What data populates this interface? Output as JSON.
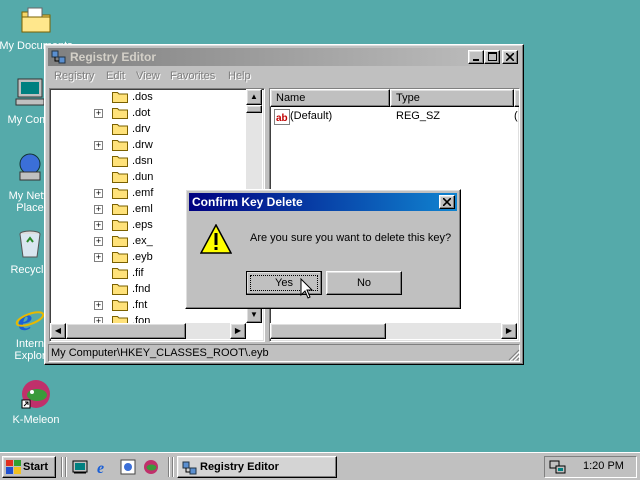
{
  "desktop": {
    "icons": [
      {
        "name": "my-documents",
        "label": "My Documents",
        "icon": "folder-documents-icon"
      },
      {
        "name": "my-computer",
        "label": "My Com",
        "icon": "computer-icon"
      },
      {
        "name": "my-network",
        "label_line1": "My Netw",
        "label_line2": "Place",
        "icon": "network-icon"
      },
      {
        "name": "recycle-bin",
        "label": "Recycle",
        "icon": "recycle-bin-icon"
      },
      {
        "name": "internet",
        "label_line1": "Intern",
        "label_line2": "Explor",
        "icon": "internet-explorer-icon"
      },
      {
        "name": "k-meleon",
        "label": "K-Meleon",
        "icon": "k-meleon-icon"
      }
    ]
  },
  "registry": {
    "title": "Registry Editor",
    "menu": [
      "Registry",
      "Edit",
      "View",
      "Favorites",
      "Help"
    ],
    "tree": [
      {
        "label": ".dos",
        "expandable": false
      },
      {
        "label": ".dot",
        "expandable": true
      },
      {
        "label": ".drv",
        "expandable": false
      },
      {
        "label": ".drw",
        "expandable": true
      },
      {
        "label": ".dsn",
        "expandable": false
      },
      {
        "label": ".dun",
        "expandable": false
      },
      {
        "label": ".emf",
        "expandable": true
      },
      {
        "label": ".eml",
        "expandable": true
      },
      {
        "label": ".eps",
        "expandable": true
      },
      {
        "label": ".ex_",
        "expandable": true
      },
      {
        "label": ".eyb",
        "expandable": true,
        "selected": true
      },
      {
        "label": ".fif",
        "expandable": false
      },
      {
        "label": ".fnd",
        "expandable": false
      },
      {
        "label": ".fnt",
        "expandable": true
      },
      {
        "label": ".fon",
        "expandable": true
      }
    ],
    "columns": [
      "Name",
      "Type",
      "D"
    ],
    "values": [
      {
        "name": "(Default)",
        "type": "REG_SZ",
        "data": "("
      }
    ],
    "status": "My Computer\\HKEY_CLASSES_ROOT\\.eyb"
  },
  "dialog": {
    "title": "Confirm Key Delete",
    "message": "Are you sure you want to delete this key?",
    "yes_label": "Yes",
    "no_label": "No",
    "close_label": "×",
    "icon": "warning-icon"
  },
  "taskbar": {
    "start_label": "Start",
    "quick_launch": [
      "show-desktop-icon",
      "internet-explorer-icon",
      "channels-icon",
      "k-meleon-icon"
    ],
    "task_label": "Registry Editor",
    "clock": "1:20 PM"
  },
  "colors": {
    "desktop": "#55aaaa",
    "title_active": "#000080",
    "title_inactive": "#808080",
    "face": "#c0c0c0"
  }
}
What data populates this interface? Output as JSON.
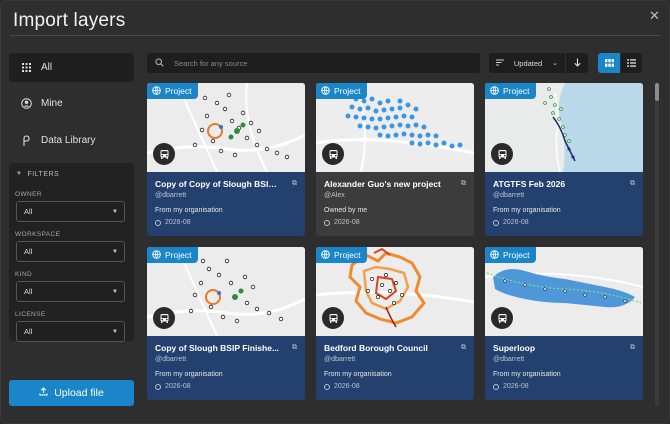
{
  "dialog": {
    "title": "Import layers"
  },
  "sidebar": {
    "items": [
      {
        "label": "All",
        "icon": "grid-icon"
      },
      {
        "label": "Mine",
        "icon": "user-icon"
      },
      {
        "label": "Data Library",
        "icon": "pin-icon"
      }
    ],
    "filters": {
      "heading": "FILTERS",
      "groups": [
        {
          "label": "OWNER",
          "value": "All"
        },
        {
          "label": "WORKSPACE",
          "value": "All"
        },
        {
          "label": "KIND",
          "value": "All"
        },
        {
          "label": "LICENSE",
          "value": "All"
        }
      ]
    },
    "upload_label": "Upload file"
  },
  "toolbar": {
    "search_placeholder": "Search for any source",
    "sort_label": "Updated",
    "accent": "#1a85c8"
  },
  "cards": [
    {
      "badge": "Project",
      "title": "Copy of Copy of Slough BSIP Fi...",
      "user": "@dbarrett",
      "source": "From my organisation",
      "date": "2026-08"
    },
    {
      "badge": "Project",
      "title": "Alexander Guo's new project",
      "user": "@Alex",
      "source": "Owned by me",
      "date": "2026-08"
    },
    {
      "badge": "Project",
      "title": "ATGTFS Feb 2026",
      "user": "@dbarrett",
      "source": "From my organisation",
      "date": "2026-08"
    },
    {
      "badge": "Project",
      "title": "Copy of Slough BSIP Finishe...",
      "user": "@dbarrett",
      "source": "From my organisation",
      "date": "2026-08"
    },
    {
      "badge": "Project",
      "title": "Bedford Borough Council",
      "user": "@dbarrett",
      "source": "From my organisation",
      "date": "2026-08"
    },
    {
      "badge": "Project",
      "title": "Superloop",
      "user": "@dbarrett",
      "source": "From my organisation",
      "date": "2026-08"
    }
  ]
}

· · · ·

**EXERCISE GOAL**
Each record should be quoted exactly, with the images omitted.

**PROBLEM SOLUTION**
What data populates this interface? Output as JSON.
{
  "desktop": {
    "icons": [
      {
        "name": "my-documents",
        "label": "My Documents",
        "icon": "folder-documents-icon"
      },
      {
        "name": "my-computer",
        "label": "My Com",
        "icon": "computer-icon"
      },
      {
        "name": "my-network",
        "label_line1": "My Netw",
        "label_line2": "Place",
        "icon": "network-icon"
      },
      {
        "name": "recycle-bin",
        "label": "Recycle",
        "icon": "recycle-bin-icon"
      },
      {
        "name": "internet",
        "label_line1": "Intern",
        "label_line2": "Explor",
        "icon": "internet-explorer-icon"
      },
      {
        "name": "k-meleon",
        "label": "K-Meleon",
        "icon": "k-meleon-icon"
      }
    ]
  },
  "registry": {
    "title": "Registry Editor",
    "menu": [
      "Registry",
      "Edit",
      "View",
      "Favorites",
      "Help"
    ],
    "tree": [
      {
        "label": ".dos",
        "expandable": false
      },
      {
        "label": ".dot",
        "expandable": true
      },
      {
        "label": ".drv",
        "expandable": false
      },
      {
        "label": ".drw",
        "expandable": true
      },
      {
        "label": ".dsn",
        "expandable": false
      },
      {
        "label": ".dun",
        "expandable": false
      },
      {
        "label": ".emf",
        "expandable": true
      },
      {
        "label": ".eml",
        "expandable": true
      },
      {
        "label": ".eps",
        "expandable": true
      },
      {
        "label": ".ex_",
        "expandable": true
      },
      {
        "label": ".eyb",
        "expandable": true,
        "selected": true
      },
      {
        "label": ".fif",
        "expandable": false
      },
      {
        "label": ".fnd",
        "expandable": false
      },
      {
        "label": ".fnt",
        "expandable": true
      },
      {
        "label": ".fon",
        "expandable": true
      }
    ],
    "columns": [
      "Name",
      "Type",
      "D"
    ],
    "values": [
      {
        "name": "(Default)",
        "type": "REG_SZ",
        "data": "("
      }
    ],
    "status": "My Computer\\HKEY_CLASSES_ROOT\\.eyb"
  },
  "dialog": {
    "title": "Confirm Key Delete",
    "message": "Are you sure you want to delete this key?",
    "yes_label": "Yes",
    "no_label": "No",
    "close_label": "×",
    "icon": "warning-icon"
  },
  "taskbar": {
    "start_label": "Start",
    "quick_launch": [
      "show-desktop-icon",
      "internet-explorer-icon",
      "channels-icon",
      "k-meleon-icon"
    ],
    "task_label": "Registry Editor",
    "clock": "1:20 PM"
  },
  "colors": {
    "desktop": "#55aaaa",
    "title_active": "#000080",
    "title_inactive": "#808080",
    "face": "#c0c0c0"
  }
}
What data populates this interface? Output as JSON.
{
  "dialog": {
    "title": "Import layers"
  },
  "sidebar": {
    "items": [
      {
        "label": "All",
        "icon": "grid-icon"
      },
      {
        "label": "Mine",
        "icon": "user-icon"
      },
      {
        "label": "Data Library",
        "icon": "pin-icon"
      }
    ],
    "filters": {
      "heading": "FILTERS",
      "groups": [
        {
          "label": "OWNER",
          "value": "All"
        },
        {
          "label": "WORKSPACE",
          "value": "All"
        },
        {
          "label": "KIND",
          "value": "All"
        },
        {
          "label": "LICENSE",
          "value": "All"
        }
      ]
    },
    "upload_label": "Upload file"
  },
  "toolbar": {
    "search_placeholder": "Search for any source",
    "sort_label": "Updated",
    "accent": "#1a85c8"
  },
  "cards": [
    {
      "badge": "Project",
      "title": "Copy of Copy of Slough BSIP Fi...",
      "user": "@dbarrett",
      "source": "From my organisation",
      "date": "2026-08"
    },
    {
      "badge": "Project",
      "title": "Alexander Guo's new project",
      "user": "@Alex",
      "source": "Owned by me",
      "date": "2026-08"
    },
    {
      "badge": "Project",
      "title": "ATGTFS Feb 2026",
      "user": "@dbarrett",
      "source": "From my organisation",
      "date": "2026-08"
    },
    {
      "badge": "Project",
      "title": "Copy of Slough BSIP Finishe...",
      "user": "@dbarrett",
      "source": "From my organisation",
      "date": "2026-08"
    },
    {
      "badge": "Project",
      "title": "Bedford Borough Council",
      "user": "@dbarrett",
      "source": "From my organisation",
      "date": "2026-08"
    },
    {
      "badge": "Project",
      "title": "Superloop",
      "user": "@dbarrett",
      "source": "From my organisation",
      "date": "2026-08"
    }
  ]
}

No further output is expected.